Exercise objective
Narrow the data below down to the lines containing "QR코드를".

— Start Source material —

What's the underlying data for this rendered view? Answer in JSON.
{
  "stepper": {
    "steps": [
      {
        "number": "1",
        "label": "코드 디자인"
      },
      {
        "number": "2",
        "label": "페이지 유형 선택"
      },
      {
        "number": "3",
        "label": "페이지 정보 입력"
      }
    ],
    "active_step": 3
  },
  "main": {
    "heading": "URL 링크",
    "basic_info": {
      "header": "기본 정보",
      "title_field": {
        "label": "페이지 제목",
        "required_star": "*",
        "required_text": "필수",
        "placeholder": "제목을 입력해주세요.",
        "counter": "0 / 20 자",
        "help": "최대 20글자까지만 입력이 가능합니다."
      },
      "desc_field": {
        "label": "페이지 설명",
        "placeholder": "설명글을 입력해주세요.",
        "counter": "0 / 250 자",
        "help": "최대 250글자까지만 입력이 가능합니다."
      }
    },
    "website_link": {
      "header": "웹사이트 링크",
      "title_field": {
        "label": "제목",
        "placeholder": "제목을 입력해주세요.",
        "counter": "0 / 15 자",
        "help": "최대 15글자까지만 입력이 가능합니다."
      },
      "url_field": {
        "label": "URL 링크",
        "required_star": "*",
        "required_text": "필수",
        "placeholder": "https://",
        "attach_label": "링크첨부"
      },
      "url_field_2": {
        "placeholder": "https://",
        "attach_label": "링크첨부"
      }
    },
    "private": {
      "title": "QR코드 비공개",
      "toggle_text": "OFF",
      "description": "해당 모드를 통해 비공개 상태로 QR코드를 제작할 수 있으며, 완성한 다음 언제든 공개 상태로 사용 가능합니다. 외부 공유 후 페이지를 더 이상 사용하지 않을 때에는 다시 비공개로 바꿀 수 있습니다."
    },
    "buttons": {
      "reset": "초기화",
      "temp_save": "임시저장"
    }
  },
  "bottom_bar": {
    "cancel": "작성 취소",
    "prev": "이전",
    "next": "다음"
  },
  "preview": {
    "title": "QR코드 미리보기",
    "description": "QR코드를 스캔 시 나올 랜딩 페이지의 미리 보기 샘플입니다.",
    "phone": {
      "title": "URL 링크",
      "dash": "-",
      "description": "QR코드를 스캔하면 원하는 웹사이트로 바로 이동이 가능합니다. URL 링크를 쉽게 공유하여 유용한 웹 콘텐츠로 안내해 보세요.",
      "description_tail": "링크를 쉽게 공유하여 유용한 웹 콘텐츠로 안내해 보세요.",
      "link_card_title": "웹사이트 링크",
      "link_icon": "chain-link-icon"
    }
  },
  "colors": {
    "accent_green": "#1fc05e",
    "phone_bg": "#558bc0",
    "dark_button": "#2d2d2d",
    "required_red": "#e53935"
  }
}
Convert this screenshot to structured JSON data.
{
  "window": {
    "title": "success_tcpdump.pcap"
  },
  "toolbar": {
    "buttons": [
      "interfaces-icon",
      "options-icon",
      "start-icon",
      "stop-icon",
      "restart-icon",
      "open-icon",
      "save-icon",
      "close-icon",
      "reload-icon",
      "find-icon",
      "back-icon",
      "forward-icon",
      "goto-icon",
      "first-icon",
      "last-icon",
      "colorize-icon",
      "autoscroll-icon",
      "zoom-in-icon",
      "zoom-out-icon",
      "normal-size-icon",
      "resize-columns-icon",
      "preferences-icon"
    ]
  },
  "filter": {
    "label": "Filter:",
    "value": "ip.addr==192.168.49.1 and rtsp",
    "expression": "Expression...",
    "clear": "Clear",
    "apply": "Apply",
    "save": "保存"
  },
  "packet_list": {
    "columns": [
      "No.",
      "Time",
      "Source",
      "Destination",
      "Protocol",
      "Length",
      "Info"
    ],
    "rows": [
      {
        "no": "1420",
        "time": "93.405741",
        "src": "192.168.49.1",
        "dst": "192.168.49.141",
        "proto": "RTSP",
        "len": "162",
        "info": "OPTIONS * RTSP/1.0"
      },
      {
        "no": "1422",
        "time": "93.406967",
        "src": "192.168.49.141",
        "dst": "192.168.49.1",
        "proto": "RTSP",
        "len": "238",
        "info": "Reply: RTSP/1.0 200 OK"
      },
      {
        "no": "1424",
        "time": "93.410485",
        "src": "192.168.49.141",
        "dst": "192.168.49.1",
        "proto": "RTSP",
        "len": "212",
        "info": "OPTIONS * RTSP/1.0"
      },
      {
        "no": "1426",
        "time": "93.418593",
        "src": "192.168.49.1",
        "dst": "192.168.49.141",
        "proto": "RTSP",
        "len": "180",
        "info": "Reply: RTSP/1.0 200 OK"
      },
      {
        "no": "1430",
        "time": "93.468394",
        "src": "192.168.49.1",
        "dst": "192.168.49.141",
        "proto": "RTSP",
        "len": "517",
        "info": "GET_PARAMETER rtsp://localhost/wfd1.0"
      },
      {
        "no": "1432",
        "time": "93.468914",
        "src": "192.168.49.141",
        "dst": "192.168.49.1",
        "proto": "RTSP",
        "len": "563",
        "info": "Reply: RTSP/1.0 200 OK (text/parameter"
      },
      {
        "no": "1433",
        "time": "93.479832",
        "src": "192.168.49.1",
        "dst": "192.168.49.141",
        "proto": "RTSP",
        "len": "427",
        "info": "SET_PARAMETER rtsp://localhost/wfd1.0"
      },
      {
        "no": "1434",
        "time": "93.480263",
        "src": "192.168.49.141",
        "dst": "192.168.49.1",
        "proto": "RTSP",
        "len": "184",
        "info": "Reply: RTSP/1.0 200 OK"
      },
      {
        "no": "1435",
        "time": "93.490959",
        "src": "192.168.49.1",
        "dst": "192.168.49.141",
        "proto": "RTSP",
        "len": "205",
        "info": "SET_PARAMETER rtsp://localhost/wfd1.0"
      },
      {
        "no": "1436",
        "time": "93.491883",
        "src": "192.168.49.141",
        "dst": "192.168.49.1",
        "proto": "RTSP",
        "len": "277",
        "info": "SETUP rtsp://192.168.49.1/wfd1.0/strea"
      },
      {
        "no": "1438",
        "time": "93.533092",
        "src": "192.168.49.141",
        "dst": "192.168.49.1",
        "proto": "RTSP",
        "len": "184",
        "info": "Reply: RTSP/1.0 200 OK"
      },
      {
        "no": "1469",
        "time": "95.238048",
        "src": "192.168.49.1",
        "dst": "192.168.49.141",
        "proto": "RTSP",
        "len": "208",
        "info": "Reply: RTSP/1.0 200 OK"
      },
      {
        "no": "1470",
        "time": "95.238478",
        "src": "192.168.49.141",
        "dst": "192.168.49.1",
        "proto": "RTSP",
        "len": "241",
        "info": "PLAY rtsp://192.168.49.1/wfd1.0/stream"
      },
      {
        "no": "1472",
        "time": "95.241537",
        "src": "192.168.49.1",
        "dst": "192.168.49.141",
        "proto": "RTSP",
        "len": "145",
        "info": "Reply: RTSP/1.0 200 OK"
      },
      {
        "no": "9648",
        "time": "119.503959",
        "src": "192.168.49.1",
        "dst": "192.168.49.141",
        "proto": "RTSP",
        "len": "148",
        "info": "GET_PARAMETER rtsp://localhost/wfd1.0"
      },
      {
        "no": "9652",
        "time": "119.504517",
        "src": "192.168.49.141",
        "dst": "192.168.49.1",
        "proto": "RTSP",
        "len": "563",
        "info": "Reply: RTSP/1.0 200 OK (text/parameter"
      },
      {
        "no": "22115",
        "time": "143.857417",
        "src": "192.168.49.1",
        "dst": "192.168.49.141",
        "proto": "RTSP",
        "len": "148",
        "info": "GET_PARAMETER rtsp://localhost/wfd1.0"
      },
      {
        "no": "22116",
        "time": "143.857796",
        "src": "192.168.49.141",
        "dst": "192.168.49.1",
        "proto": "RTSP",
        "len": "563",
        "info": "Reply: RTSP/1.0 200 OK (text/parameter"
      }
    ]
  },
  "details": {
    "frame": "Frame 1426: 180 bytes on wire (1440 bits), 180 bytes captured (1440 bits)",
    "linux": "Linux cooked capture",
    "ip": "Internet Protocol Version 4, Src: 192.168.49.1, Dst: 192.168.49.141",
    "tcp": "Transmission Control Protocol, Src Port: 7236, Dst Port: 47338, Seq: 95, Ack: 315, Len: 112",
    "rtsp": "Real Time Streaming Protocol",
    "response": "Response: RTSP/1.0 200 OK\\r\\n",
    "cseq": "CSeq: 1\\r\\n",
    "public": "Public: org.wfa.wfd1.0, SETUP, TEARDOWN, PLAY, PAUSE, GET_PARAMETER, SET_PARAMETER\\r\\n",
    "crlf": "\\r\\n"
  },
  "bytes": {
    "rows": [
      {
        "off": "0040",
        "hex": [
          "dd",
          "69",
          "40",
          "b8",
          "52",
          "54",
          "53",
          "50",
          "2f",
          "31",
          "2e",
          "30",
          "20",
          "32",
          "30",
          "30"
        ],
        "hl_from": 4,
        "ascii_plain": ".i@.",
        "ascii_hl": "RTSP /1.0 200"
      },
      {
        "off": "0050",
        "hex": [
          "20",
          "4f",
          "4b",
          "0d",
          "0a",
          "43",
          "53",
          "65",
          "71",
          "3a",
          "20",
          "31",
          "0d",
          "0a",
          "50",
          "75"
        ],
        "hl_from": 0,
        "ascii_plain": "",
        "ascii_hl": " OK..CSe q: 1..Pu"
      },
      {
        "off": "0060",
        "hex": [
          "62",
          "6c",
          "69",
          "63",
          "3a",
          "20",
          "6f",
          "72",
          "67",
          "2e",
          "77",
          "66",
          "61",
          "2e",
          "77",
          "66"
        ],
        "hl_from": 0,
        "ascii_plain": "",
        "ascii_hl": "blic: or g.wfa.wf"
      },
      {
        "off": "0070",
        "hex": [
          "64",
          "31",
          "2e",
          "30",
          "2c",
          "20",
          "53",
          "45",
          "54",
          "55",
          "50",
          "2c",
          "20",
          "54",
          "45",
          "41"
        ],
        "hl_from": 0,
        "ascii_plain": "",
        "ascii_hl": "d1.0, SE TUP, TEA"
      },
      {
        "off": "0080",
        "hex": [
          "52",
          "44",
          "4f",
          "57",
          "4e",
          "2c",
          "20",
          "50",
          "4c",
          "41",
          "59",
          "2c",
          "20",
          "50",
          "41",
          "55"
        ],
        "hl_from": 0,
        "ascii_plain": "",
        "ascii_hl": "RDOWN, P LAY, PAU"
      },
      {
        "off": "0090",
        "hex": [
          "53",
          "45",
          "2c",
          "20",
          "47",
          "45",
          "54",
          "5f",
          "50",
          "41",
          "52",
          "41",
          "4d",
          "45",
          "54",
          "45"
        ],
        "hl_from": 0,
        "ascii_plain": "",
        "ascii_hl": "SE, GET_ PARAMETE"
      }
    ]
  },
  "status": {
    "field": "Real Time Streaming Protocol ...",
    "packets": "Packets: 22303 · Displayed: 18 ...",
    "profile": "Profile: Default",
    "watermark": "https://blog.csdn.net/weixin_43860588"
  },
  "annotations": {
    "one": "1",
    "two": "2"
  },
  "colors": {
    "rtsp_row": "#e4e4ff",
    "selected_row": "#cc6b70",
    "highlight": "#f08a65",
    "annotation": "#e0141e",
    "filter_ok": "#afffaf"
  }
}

— End Source material —

Answer to this task
      "description": "해당 모드를 통해 비공개 상태로 QR코드를 제작할 수 있으며, 완성한 다음 언제든 공개 상태로 사용 가능합니다. 외부 공유 후 페이지를 더 이상 사용하지 않을 때에는 다시 비공개로 바꿀 수 있습니다."
    "description": "QR코드를 스캔 시 나올 랜딩 페이지의 미리 보기 샘플입니다.",
      "description": "QR코드를 스캔하면 원하는 웹사이트로 바로 이동이 가능합니다. URL 링크를 쉽게 공유하여 유용한 웹 콘텐츠로 안내해 보세요.",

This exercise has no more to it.